»»

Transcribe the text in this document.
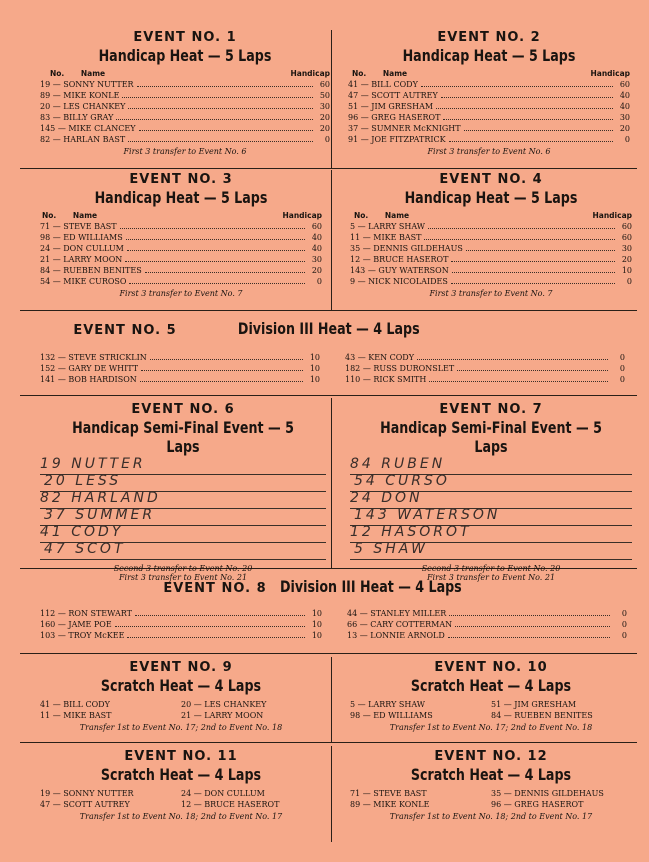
EVENT NO. 1
Handicap Heat — 5 Laps
No. Name	Handicap
19 — SONNY NUTTER	60
89 — MIKE KONLE	50
20 — LES CHANKEY	30
83 — BILLY GRAY	20
145 — MIKE CLANCEY	20
82 — HARLAN BAST	0
First 3 transfer to Event No. 6
EVENT NO. 2
Handicap Heat — 5 Laps
No. Name	Handicap
41 — BILL CODY	60
47 — SCOTT AUTREY	40
51 — JIM GRESHAM	40
96 — GREG HASEROT	30
37 — SUMNER McKNIGHT	20
91 — JOE FITZPATRICK	0
First 3 transfer to Event No. 6
EVENT NO. 3
Handicap Heat — 5 Laps
No. Name	Handicap
71 — STEVE BAST	60
98 — ED WILLIAMS	40
24 — DON CULLUM	40
21 — LARRY MOON	30
84 — RUEBEN BENITES	20
54 — MIKE CUROSO	0
First 3 transfer to Event No. 7
EVENT NO. 4
Handicap Heat — 5 Laps
No. Name	Handicap
5 — LARRY SHAW	60
11 — MIKE BAST	60
35 — DENNIS GILDEHAUS	30
12 — BRUCE HASEROT	20
143 — GUY WATERSON	10
9 — NICK NICOLAIDES	0
First 3 transfer to Event No. 7
EVENT NO. 5	Division III Heat — 4 Laps
132 — STEVE STRICKLIN	10
152 — GARY DE WHITT	10
141 — BOB HARDISON	10
43 — KEN CODY	0
182 — RUSS DURONSLET	0
110 — RICK SMITH	0
EVENT NO. 6
Handicap Semi-Final Event — 5 Laps
19 NUTTER
20 LESS
82 HARLAND
37 SUMMER
41 CODY
47 SCOT
Second 3 transfer to Event No. 20
First 3 transfer to Event No. 21
EVENT NO. 7
Handicap Semi-Final Event — 5 Laps
84 RUBEN
54 CURSO
24 DON
143 WATERSON
12 HASOROT
5 SHAW
Second 3 transfer to Event No. 20
First 3 transfer to Event No. 21
EVENT NO. 8 Division III Heat — 4 Laps
112 — RON STEWART	10
160 — JAME POE	10
103 — TROY McKEE	10
44 — STANLEY MILLER	0
66 — CARY COTTERMAN	0
13 — LONNIE ARNOLD	0
EVENT NO. 9
Scratch Heat — 4 Laps
41 — BILL CODY	20 — LES CHANKEY
11 — MIKE BAST	21 — LARRY MOON
Transfer 1st to Event No. 17; 2nd to Event No. 18
EVENT NO. 10
Scratch Heat — 4 Laps
5 — LARRY SHAW	51 — JIM GRESHAM
98 — ED WILLIAMS	84 — RUEBEN BENITES
Transfer 1st to Event No. 17; 2nd to Event No. 18
EVENT NO. 11
Scratch Heat — 4 Laps
19 — SONNY NUTTER	24 — DON CULLUM
47 — SCOTT AUTREY	12 — BRUCE HASEROT
Transfer 1st to Event No. 18; 2nd to Event No. 17
EVENT NO. 12
Scratch Heat — 4 Laps
71 — STEVE BAST	35 — DENNIS GILDEHAUS
89 — MIKE KONLE	96 — GREG HASEROT
Transfer 1st to Event No. 18; 2nd to Event No. 17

««

| Task details |
Pictures are excluded; repeat every record exactly.

| Task response |
Transcribe the text in this document.
EVENT NO. 1
Handicap Heat — 5 Laps
No. Name	Handicap
19 — SONNY NUTTER	60
89 — MIKE KONLE	50
20 — LES CHANKEY	30
83 — BILLY GRAY	20
145 — MIKE CLANCEY	20
82 — HARLAN BAST	0
First 3 transfer to Event No. 6
EVENT NO. 2
Handicap Heat — 5 Laps
No. Name	Handicap
41 — BILL CODY	60
47 — SCOTT AUTREY	40
51 — JIM GRESHAM	40
96 — GREG HASEROT	30
37 — SUMNER McKNIGHT	20
91 — JOE FITZPATRICK	0
First 3 transfer to Event No. 6
EVENT NO. 3
Handicap Heat — 5 Laps
No. Name	Handicap
71 — STEVE BAST	60
98 — ED WILLIAMS	40
24 — DON CULLUM	40
21 — LARRY MOON	30
84 — RUEBEN BENITES	20
54 — MIKE CUROSO	0
First 3 transfer to Event No. 7
EVENT NO. 4
Handicap Heat — 5 Laps
No. Name	Handicap
5 — LARRY SHAW	60
11 — MIKE BAST	60
35 — DENNIS GILDEHAUS	30
12 — BRUCE HASEROT	20
143 — GUY WATERSON	10
9 — NICK NICOLAIDES	0
First 3 transfer to Event No. 7
EVENT NO. 5	Division III Heat — 4 Laps
132 — STEVE STRICKLIN	10
152 — GARY DE WHITT	10
141 — BOB HARDISON	10
43 — KEN CODY	0
182 — RUSS DURONSLET	0
110 — RICK SMITH	0
EVENT NO. 6
Handicap Semi-Final Event — 5 Laps
19 NUTTER
20 LESS
82 HARLAND
37 SUMMER
41 CODY
47 SCOT
Second 3 transfer to Event No. 20
First 3 transfer to Event No. 21
EVENT NO. 7
Handicap Semi-Final Event — 5 Laps
84 RUBEN
54 CURSO
24 DON
143 WATERSON
12 HASOROT
5 SHAW
Second 3 transfer to Event No. 20
First 3 transfer to Event No. 21
EVENT NO. 8 Division III Heat — 4 Laps
112 — RON STEWART	10
160 — JAME POE	10
103 — TROY McKEE	10
44 — STANLEY MILLER	0
66 — CARY COTTERMAN	0
13 — LONNIE ARNOLD	0
EVENT NO. 9
Scratch Heat — 4 Laps
41 — BILL CODY	20 — LES CHANKEY
11 — MIKE BAST	21 — LARRY MOON
Transfer 1st to Event No. 17; 2nd to Event No. 18
EVENT NO. 10
Scratch Heat — 4 Laps
5 — LARRY SHAW	51 — JIM GRESHAM
98 — ED WILLIAMS	84 — RUEBEN BENITES
Transfer 1st to Event No. 17; 2nd to Event No. 18
EVENT NO. 11
Scratch Heat — 4 Laps
19 — SONNY NUTTER	24 — DON CULLUM
47 — SCOTT AUTREY	12 — BRUCE HASEROT
Transfer 1st to Event No. 18; 2nd to Event No. 17
EVENT NO. 12
Scratch Heat — 4 Laps
71 — STEVE BAST	35 — DENNIS GILDEHAUS
89 — MIKE KONLE	96 — GREG HASEROT
Transfer 1st to Event No. 18; 2nd to Event No. 17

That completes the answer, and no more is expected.